#### Stated goal
Copy each line below in which the string "marker" occurs.

Lines of data
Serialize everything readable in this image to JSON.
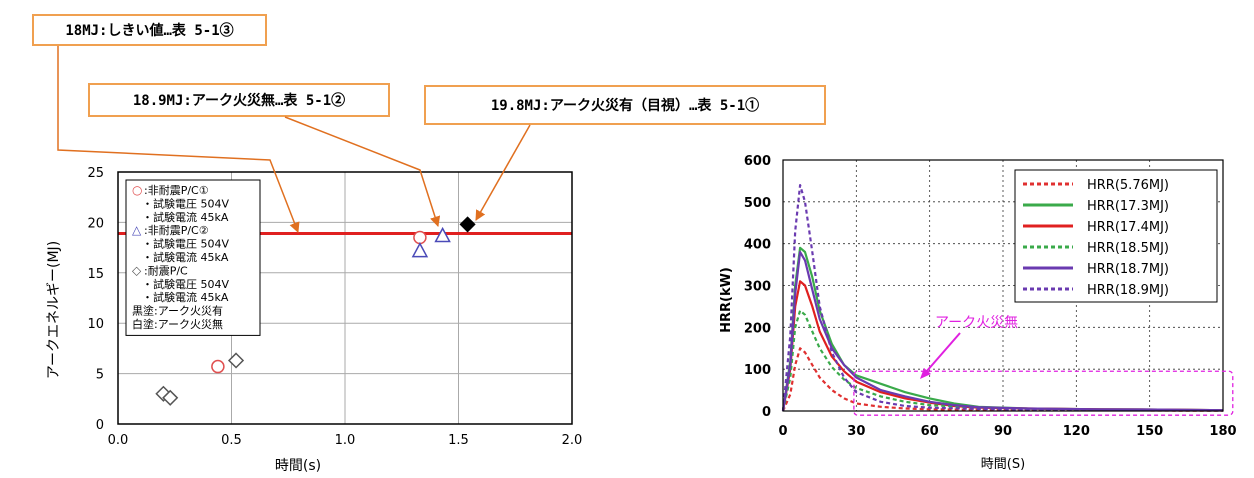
{
  "callouts": {
    "c1": "18MJ:しきい値…表 5-1③",
    "c2": "18.9MJ:アーク火災無…表 5-1②",
    "c3": "19.8MJ:アーク火災有（目視）…表 5-1①"
  },
  "chart_data": [
    {
      "type": "scatter",
      "xlabel": "時間(s)",
      "ylabel": "アークエネルギー(MJ)",
      "xlim": [
        0,
        2.0
      ],
      "ylim": [
        0,
        25
      ],
      "x_ticks": [
        "0.0",
        "0.5",
        "1.0",
        "1.5",
        "2.0"
      ],
      "y_ticks": [
        "0",
        "5",
        "10",
        "15",
        "20",
        "25"
      ],
      "grid": true,
      "legend_position": "top-left",
      "threshold": {
        "y": 18.9,
        "color": "#e02020"
      },
      "legend": [
        {
          "marker": "○",
          "color": "#e05050",
          "lines": [
            ":非耐震P/C①",
            "・試験電圧 504V",
            "・試験電流 45kA"
          ]
        },
        {
          "marker": "△",
          "color": "#4a4ab8",
          "lines": [
            ":非耐震P/C②",
            "・試験電圧 504V",
            "・試験電流 45kA"
          ]
        },
        {
          "marker": "◇",
          "color": "#555555",
          "lines": [
            ":耐震P/C",
            "・試験電圧 504V",
            "・試験電流 45kA"
          ]
        },
        {
          "marker": "",
          "color": "#000000",
          "lines": [
            "黒塗:アーク火災有"
          ]
        },
        {
          "marker": "",
          "color": "#000000",
          "lines": [
            "白塗:アーク火災無"
          ]
        }
      ],
      "series": [
        {
          "marker": "circle",
          "color": "#e05050",
          "filled": false,
          "points": [
            [
              0.44,
              5.7
            ],
            [
              1.33,
              18.5
            ]
          ]
        },
        {
          "marker": "triangle",
          "color": "#4a4ab8",
          "filled": false,
          "points": [
            [
              1.33,
              17.2
            ],
            [
              1.43,
              18.7
            ]
          ]
        },
        {
          "marker": "diamond",
          "color": "#555555",
          "filled": false,
          "points": [
            [
              0.2,
              3.0
            ],
            [
              0.23,
              2.6
            ],
            [
              0.52,
              6.3
            ]
          ]
        },
        {
          "marker": "diamond",
          "color": "#000000",
          "filled": true,
          "points": [
            [
              1.54,
              19.8
            ]
          ]
        }
      ]
    },
    {
      "type": "line",
      "xlabel": "時間(S)",
      "ylabel": "HRR(kW)",
      "xlim": [
        0,
        180
      ],
      "ylim": [
        0,
        600
      ],
      "x_ticks": [
        "0",
        "30",
        "60",
        "90",
        "120",
        "150",
        "180"
      ],
      "y_ticks": [
        "0",
        "100",
        "200",
        "300",
        "400",
        "500",
        "600"
      ],
      "grid": true,
      "legend_position": "top-right",
      "annotation": {
        "text": "アーク火災無",
        "color": "#e020e0"
      },
      "series": [
        {
          "name": "HRR(5.76MJ)",
          "color": "#e03030",
          "dash": "dotted",
          "x": [
            0,
            3,
            5,
            7,
            9,
            12,
            15,
            20,
            25,
            30,
            40,
            50,
            60,
            80,
            100,
            130,
            160,
            180
          ],
          "y": [
            0,
            40,
            110,
            150,
            140,
            110,
            80,
            50,
            30,
            18,
            10,
            6,
            4,
            3,
            2,
            2,
            1,
            1
          ]
        },
        {
          "name": "HRR(17.3MJ)",
          "color": "#3aaa4a",
          "dash": "solid",
          "x": [
            0,
            3,
            5,
            7,
            9,
            12,
            15,
            20,
            25,
            30,
            35,
            40,
            50,
            60,
            70,
            80,
            100,
            130,
            160,
            180
          ],
          "y": [
            0,
            120,
            300,
            390,
            380,
            320,
            240,
            160,
            110,
            85,
            75,
            65,
            45,
            30,
            18,
            10,
            6,
            4,
            3,
            2
          ]
        },
        {
          "name": "HRR(17.4MJ)",
          "color": "#e02020",
          "dash": "solid",
          "x": [
            0,
            3,
            5,
            7,
            9,
            12,
            15,
            20,
            25,
            30,
            40,
            50,
            60,
            70,
            80,
            100,
            130,
            160,
            180
          ],
          "y": [
            0,
            100,
            250,
            310,
            300,
            250,
            190,
            130,
            95,
            70,
            45,
            30,
            20,
            12,
            8,
            6,
            4,
            3,
            2
          ]
        },
        {
          "name": "HRR(18.5MJ)",
          "color": "#3aaa4a",
          "dash": "dotted",
          "x": [
            0,
            3,
            5,
            7,
            9,
            12,
            15,
            20,
            25,
            30,
            40,
            50,
            60,
            80,
            100,
            130,
            160,
            180
          ],
          "y": [
            0,
            80,
            200,
            240,
            230,
            190,
            150,
            105,
            75,
            55,
            35,
            22,
            14,
            8,
            5,
            3,
            2,
            2
          ]
        },
        {
          "name": "HRR(18.7MJ)",
          "color": "#6a3ab0",
          "dash": "solid",
          "x": [
            0,
            3,
            5,
            7,
            9,
            12,
            15,
            20,
            25,
            30,
            40,
            50,
            60,
            70,
            80,
            100,
            130,
            160,
            180
          ],
          "y": [
            0,
            110,
            280,
            380,
            360,
            290,
            220,
            150,
            110,
            80,
            50,
            35,
            22,
            14,
            9,
            6,
            4,
            3,
            2
          ]
        },
        {
          "name": "HRR(18.9MJ)",
          "color": "#6a3ab0",
          "dash": "dotted",
          "x": [
            0,
            3,
            5,
            7,
            9,
            12,
            15,
            20,
            25,
            30,
            40,
            50,
            60,
            80,
            100,
            130,
            160,
            180
          ],
          "y": [
            0,
            180,
            430,
            540,
            500,
            380,
            250,
            140,
            80,
            45,
            22,
            12,
            8,
            5,
            3,
            2,
            2,
            1
          ]
        }
      ]
    }
  ]
}
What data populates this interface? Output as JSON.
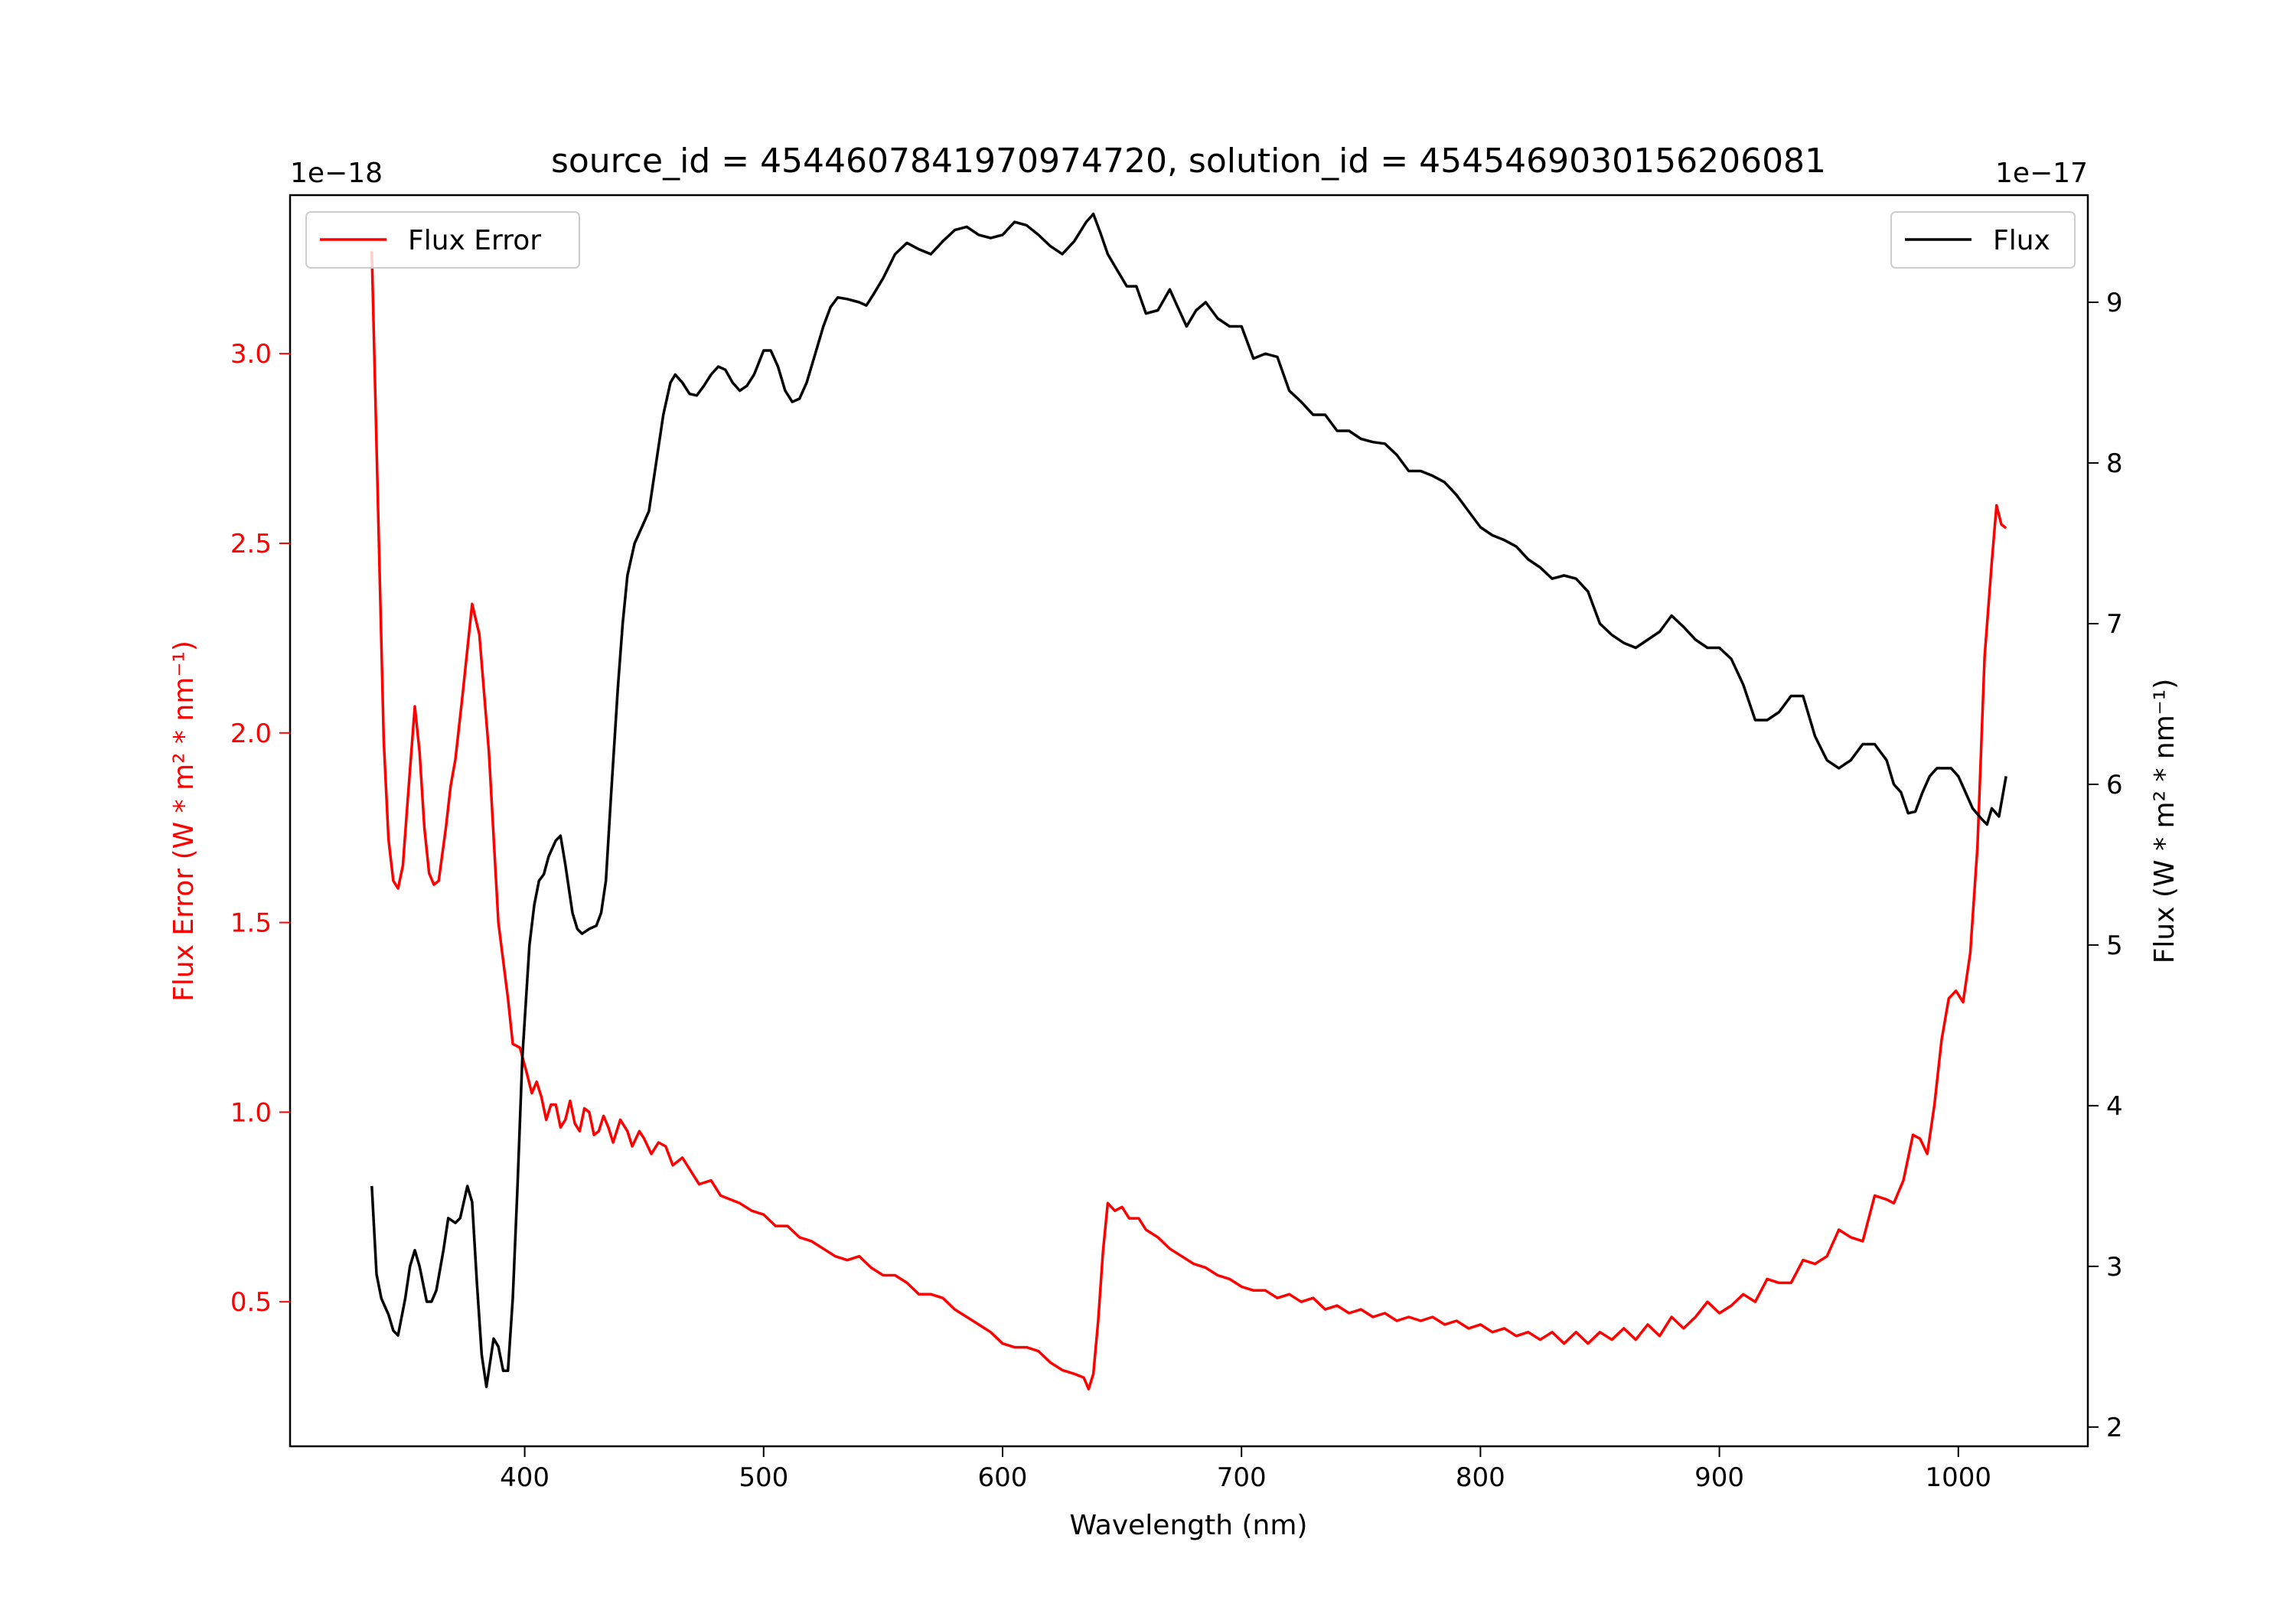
{
  "chart_data": {
    "type": "line",
    "title": "source_id = 4544607841970974720, solution_id = 4545469030156206081",
    "xlabel": "Wavelength (nm)",
    "ylabel_left": "Flux Error (W * m$^2$ * nm$^{-1}$)",
    "ylabel_left_text": "Flux Error (W * m² * nm⁻¹)",
    "ylabel_right_text": "Flux (W * m² * nm⁻¹)",
    "offset_left": "1e−18",
    "offset_right": "1e−17",
    "xlim": [
      301.8,
      1054.2
    ],
    "ylim_left": [
      0.119,
      3.418
    ],
    "ylim_right": [
      1.88,
      9.667
    ],
    "xticks": [
      400,
      500,
      600,
      700,
      800,
      900,
      1000
    ],
    "yticks_left": [
      "0.5",
      "1.0",
      "1.5",
      "2.0",
      "2.5",
      "3.0"
    ],
    "yticks_right": [
      "2",
      "3",
      "4",
      "5",
      "6",
      "7",
      "8",
      "9"
    ],
    "grid": false,
    "legend_left": {
      "label": "Flux Error",
      "placement": "upper-left"
    },
    "legend_right": {
      "label": "Flux",
      "placement": "upper-right"
    },
    "series": [
      {
        "name": "Flux Error",
        "axis": "left",
        "color": "#ff0000",
        "x": [
          336,
          339,
          341,
          343,
          345,
          347,
          349,
          351,
          354,
          356,
          358,
          360,
          362,
          364,
          367,
          369,
          371,
          374,
          378,
          381,
          385,
          389,
          393,
          395,
          398,
          401,
          403,
          405,
          407,
          409,
          411,
          413,
          415,
          417,
          419,
          421,
          423,
          425,
          427,
          429,
          431,
          433,
          435,
          437,
          440,
          443,
          445,
          448,
          450,
          453,
          456,
          459,
          462,
          466,
          470,
          473,
          478,
          482,
          486,
          490,
          495,
          500,
          505,
          510,
          515,
          520,
          525,
          530,
          535,
          540,
          545,
          550,
          555,
          560,
          565,
          570,
          575,
          580,
          585,
          590,
          595,
          600,
          605,
          610,
          615,
          620,
          625,
          630,
          634,
          636,
          638,
          640,
          642,
          644,
          647,
          650,
          653,
          657,
          660,
          665,
          670,
          675,
          680,
          685,
          690,
          695,
          700,
          705,
          710,
          715,
          720,
          725,
          730,
          735,
          740,
          745,
          750,
          755,
          760,
          765,
          770,
          775,
          780,
          785,
          790,
          795,
          800,
          805,
          810,
          815,
          820,
          825,
          830,
          835,
          840,
          845,
          850,
          855,
          860,
          865,
          870,
          875,
          880,
          885,
          890,
          895,
          900,
          905,
          910,
          915,
          920,
          925,
          930,
          935,
          940,
          945,
          950,
          955,
          960,
          965,
          970,
          973,
          977,
          981,
          984,
          987,
          990,
          993,
          996,
          999,
          1002,
          1005,
          1008,
          1011,
          1014,
          1016,
          1018,
          1020
        ],
        "y": [
          3.27,
          2.5,
          1.98,
          1.72,
          1.61,
          1.59,
          1.65,
          1.82,
          2.07,
          1.95,
          1.75,
          1.63,
          1.6,
          1.61,
          1.75,
          1.86,
          1.93,
          2.1,
          2.34,
          2.26,
          1.95,
          1.5,
          1.3,
          1.18,
          1.17,
          1.1,
          1.05,
          1.08,
          1.04,
          0.98,
          1.02,
          1.02,
          0.96,
          0.98,
          1.03,
          0.97,
          0.95,
          1.01,
          1.0,
          0.94,
          0.95,
          0.99,
          0.96,
          0.92,
          0.98,
          0.95,
          0.91,
          0.95,
          0.93,
          0.89,
          0.92,
          0.91,
          0.86,
          0.88,
          0.84,
          0.81,
          0.82,
          0.78,
          0.77,
          0.76,
          0.74,
          0.73,
          0.7,
          0.7,
          0.67,
          0.66,
          0.64,
          0.62,
          0.61,
          0.62,
          0.59,
          0.57,
          0.57,
          0.55,
          0.52,
          0.52,
          0.51,
          0.48,
          0.46,
          0.44,
          0.42,
          0.39,
          0.38,
          0.38,
          0.37,
          0.34,
          0.32,
          0.31,
          0.3,
          0.27,
          0.31,
          0.45,
          0.63,
          0.76,
          0.74,
          0.75,
          0.72,
          0.72,
          0.69,
          0.67,
          0.64,
          0.62,
          0.6,
          0.59,
          0.57,
          0.56,
          0.54,
          0.53,
          0.53,
          0.51,
          0.52,
          0.5,
          0.51,
          0.48,
          0.49,
          0.47,
          0.48,
          0.46,
          0.47,
          0.45,
          0.46,
          0.45,
          0.46,
          0.44,
          0.45,
          0.43,
          0.44,
          0.42,
          0.43,
          0.41,
          0.42,
          0.4,
          0.42,
          0.39,
          0.42,
          0.39,
          0.42,
          0.4,
          0.43,
          0.4,
          0.44,
          0.41,
          0.46,
          0.43,
          0.46,
          0.5,
          0.47,
          0.49,
          0.52,
          0.5,
          0.56,
          0.55,
          0.55,
          0.61,
          0.6,
          0.62,
          0.69,
          0.67,
          0.66,
          0.78,
          0.77,
          0.76,
          0.82,
          0.94,
          0.93,
          0.89,
          1.02,
          1.19,
          1.3,
          1.32,
          1.29,
          1.42,
          1.7,
          2.2,
          2.45,
          2.6,
          2.55,
          2.54
        ]
      },
      {
        "name": "Flux",
        "axis": "right",
        "color": "#000000",
        "x": [
          336,
          338,
          340,
          343,
          345,
          347,
          350,
          352,
          354,
          356,
          359,
          361,
          363,
          366,
          368,
          371,
          373,
          376,
          378,
          380,
          382,
          384,
          387,
          389,
          391,
          393,
          395,
          397,
          399,
          402,
          404,
          406,
          408,
          410,
          413,
          415,
          417,
          420,
          422,
          424,
          427,
          430,
          432,
          434,
          436,
          439,
          441,
          443,
          446,
          449,
          452,
          455,
          458,
          461,
          463,
          466,
          469,
          472,
          475,
          478,
          481,
          484,
          487,
          490,
          493,
          496,
          500,
          503,
          506,
          509,
          512,
          515,
          518,
          522,
          525,
          528,
          531,
          535,
          540,
          543,
          546,
          550,
          555,
          560,
          565,
          570,
          575,
          580,
          585,
          590,
          595,
          600,
          605,
          610,
          615,
          620,
          625,
          630,
          635,
          638,
          641,
          644,
          648,
          652,
          656,
          660,
          665,
          670,
          673,
          677,
          681,
          685,
          690,
          695,
          700,
          705,
          710,
          715,
          720,
          725,
          730,
          735,
          740,
          745,
          750,
          755,
          760,
          765,
          770,
          775,
          780,
          785,
          790,
          795,
          800,
          805,
          810,
          815,
          820,
          825,
          830,
          835,
          840,
          845,
          850,
          855,
          860,
          865,
          870,
          875,
          880,
          885,
          890,
          895,
          900,
          905,
          910,
          915,
          920,
          925,
          930,
          935,
          940,
          945,
          950,
          955,
          960,
          965,
          970,
          973,
          976,
          979,
          982,
          985,
          988,
          991,
          994,
          997,
          1000,
          1003,
          1006,
          1010,
          1012,
          1014,
          1017,
          1020
        ],
        "y": [
          3.5,
          2.95,
          2.8,
          2.7,
          2.6,
          2.57,
          2.8,
          3.0,
          3.1,
          3.0,
          2.78,
          2.78,
          2.85,
          3.1,
          3.3,
          3.27,
          3.3,
          3.5,
          3.4,
          2.9,
          2.45,
          2.25,
          2.55,
          2.5,
          2.35,
          2.35,
          2.8,
          3.5,
          4.3,
          5.0,
          5.25,
          5.4,
          5.44,
          5.55,
          5.65,
          5.68,
          5.5,
          5.2,
          5.1,
          5.07,
          5.1,
          5.12,
          5.2,
          5.4,
          5.9,
          6.6,
          7.0,
          7.3,
          7.5,
          7.6,
          7.7,
          8.0,
          8.3,
          8.5,
          8.55,
          8.5,
          8.43,
          8.42,
          8.48,
          8.55,
          8.6,
          8.58,
          8.5,
          8.45,
          8.48,
          8.55,
          8.7,
          8.7,
          8.6,
          8.45,
          8.38,
          8.4,
          8.5,
          8.7,
          8.85,
          8.97,
          9.03,
          9.02,
          9.0,
          8.98,
          9.05,
          9.15,
          9.3,
          9.37,
          9.33,
          9.3,
          9.38,
          9.45,
          9.47,
          9.42,
          9.4,
          9.42,
          9.5,
          9.48,
          9.42,
          9.35,
          9.3,
          9.38,
          9.5,
          9.55,
          9.43,
          9.3,
          9.2,
          9.1,
          9.1,
          8.93,
          8.95,
          9.08,
          8.98,
          8.85,
          8.95,
          9.0,
          8.9,
          8.85,
          8.85,
          8.65,
          8.68,
          8.66,
          8.45,
          8.38,
          8.3,
          8.3,
          8.2,
          8.2,
          8.15,
          8.13,
          8.12,
          8.05,
          7.95,
          7.95,
          7.92,
          7.88,
          7.8,
          7.7,
          7.6,
          7.55,
          7.52,
          7.48,
          7.4,
          7.35,
          7.28,
          7.3,
          7.28,
          7.2,
          7.0,
          6.93,
          6.88,
          6.85,
          6.9,
          6.95,
          7.05,
          6.98,
          6.9,
          6.85,
          6.85,
          6.78,
          6.62,
          6.4,
          6.4,
          6.45,
          6.55,
          6.55,
          6.3,
          6.15,
          6.1,
          6.15,
          6.25,
          6.25,
          6.15,
          6.0,
          5.95,
          5.82,
          5.83,
          5.95,
          6.05,
          6.1,
          6.1,
          6.1,
          6.05,
          5.95,
          5.85,
          5.78,
          5.75,
          5.85,
          5.8,
          6.05
        ]
      }
    ]
  }
}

#### Answer to this exercise
          "marker": "○",
          "marker": "△",
          "marker": "◇",
          "marker": "",
          "marker": "",
          "marker": "circle",
          "marker": "triangle",
          "marker": "diamond",
          "marker": "diamond",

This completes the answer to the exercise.